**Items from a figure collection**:
▬▬▬▬▬▬

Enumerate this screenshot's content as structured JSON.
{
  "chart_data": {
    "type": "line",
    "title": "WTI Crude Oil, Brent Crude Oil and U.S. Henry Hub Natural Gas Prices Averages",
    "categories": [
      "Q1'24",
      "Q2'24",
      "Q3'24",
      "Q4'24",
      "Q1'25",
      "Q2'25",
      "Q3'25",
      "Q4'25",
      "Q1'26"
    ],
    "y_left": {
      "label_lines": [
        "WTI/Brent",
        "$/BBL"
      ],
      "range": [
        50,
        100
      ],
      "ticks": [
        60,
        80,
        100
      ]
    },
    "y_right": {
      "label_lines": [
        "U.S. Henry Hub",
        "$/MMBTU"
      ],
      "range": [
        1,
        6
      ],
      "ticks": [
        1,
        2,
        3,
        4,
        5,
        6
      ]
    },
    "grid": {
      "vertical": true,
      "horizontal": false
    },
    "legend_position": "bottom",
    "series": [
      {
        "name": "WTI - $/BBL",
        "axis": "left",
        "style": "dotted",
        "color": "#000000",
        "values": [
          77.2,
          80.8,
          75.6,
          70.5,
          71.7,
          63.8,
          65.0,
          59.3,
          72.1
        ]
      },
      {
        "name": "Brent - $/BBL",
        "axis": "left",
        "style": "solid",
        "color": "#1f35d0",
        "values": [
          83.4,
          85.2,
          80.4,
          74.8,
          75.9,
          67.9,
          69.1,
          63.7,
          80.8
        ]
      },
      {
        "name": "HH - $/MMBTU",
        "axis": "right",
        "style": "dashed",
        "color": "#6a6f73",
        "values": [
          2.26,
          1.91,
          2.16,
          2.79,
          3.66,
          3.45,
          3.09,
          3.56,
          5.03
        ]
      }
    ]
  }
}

▬▬▬▬▬▬

**Task details**: Each record above should be returned exactly as it appears.

**The reply**:
Enumerate this screenshot's content as structured JSON.
{
  "chart_data": {
    "type": "line",
    "title": "WTI Crude Oil, Brent Crude Oil and U.S. Henry Hub Natural Gas Prices Averages",
    "categories": [
      "Q1'24",
      "Q2'24",
      "Q3'24",
      "Q4'24",
      "Q1'25",
      "Q2'25",
      "Q3'25",
      "Q4'25",
      "Q1'26"
    ],
    "y_left": {
      "label_lines": [
        "WTI/Brent",
        "$/BBL"
      ],
      "range": [
        50,
        100
      ],
      "ticks": [
        60,
        80,
        100
      ]
    },
    "y_right": {
      "label_lines": [
        "U.S. Henry Hub",
        "$/MMBTU"
      ],
      "range": [
        1,
        6
      ],
      "ticks": [
        1,
        2,
        3,
        4,
        5,
        6
      ]
    },
    "grid": {
      "vertical": true,
      "horizontal": false
    },
    "legend_position": "bottom",
    "series": [
      {
        "name": "WTI - $/BBL",
        "axis": "left",
        "style": "dotted",
        "color": "#000000",
        "values": [
          77.2,
          80.8,
          75.6,
          70.5,
          71.7,
          63.8,
          65.0,
          59.3,
          72.1
        ]
      },
      {
        "name": "Brent - $/BBL",
        "axis": "left",
        "style": "solid",
        "color": "#1f35d0",
        "values": [
          83.4,
          85.2,
          80.4,
          74.8,
          75.9,
          67.9,
          69.1,
          63.7,
          80.8
        ]
      },
      {
        "name": "HH - $/MMBTU",
        "axis": "right",
        "style": "dashed",
        "color": "#6a6f73",
        "values": [
          2.26,
          1.91,
          2.16,
          2.79,
          3.66,
          3.45,
          3.09,
          3.56,
          5.03
        ]
      }
    ]
  }
}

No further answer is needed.